- [Exercise task] Look through the records below, and copy out every line that holds the string "벌금형을".

------------------------------------------------------------

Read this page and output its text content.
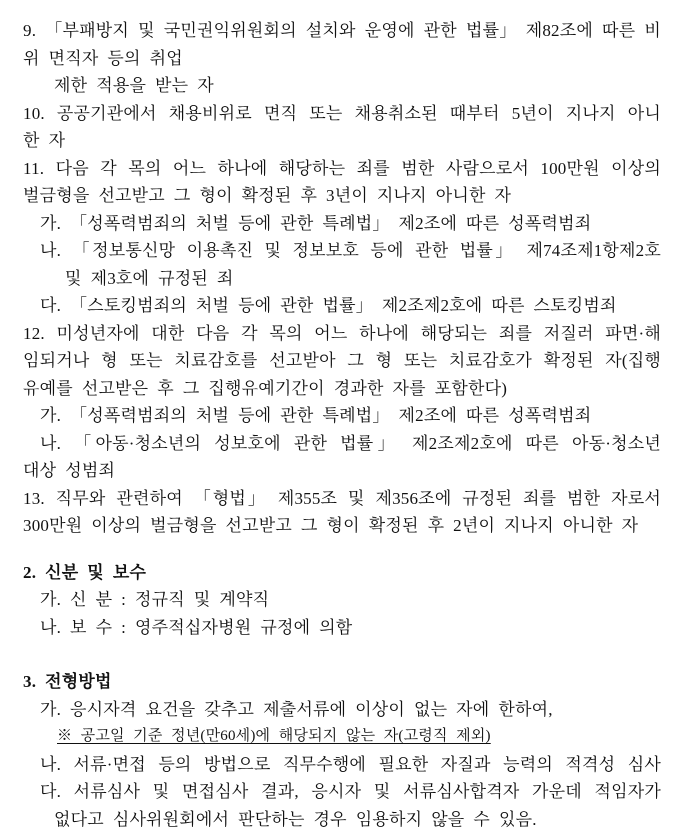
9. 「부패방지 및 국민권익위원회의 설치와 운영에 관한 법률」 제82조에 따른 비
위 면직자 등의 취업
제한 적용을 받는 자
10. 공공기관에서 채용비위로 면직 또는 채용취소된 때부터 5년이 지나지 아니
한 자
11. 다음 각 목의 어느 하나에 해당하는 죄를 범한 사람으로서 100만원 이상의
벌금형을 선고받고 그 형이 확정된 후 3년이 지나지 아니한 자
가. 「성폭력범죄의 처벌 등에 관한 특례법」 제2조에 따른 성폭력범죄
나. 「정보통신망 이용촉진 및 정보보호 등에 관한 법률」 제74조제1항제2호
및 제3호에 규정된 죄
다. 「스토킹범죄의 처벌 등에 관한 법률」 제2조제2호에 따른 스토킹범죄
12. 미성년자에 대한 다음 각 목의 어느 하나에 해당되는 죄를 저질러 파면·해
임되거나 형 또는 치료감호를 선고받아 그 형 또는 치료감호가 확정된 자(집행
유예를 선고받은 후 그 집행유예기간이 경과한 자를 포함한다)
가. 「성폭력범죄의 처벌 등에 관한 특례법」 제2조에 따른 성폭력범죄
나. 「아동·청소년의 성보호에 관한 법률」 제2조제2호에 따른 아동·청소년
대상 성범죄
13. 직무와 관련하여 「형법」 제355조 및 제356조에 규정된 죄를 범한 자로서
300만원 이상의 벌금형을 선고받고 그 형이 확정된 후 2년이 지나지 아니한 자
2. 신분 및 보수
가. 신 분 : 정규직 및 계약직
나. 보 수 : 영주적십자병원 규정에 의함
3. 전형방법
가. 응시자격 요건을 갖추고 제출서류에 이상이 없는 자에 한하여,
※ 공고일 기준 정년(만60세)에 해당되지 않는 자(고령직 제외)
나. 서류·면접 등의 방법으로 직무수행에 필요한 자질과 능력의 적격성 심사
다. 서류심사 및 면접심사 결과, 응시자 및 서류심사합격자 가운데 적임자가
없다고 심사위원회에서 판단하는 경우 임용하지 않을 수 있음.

------------------------------------------------------------

- [Correct response]
벌금형을 선고받고 그 형이 확정된 후 3년이 지나지 아니한 자
300만원 이상의 벌금형을 선고받고 그 형이 확정된 후 2년이 지나지 아니한 자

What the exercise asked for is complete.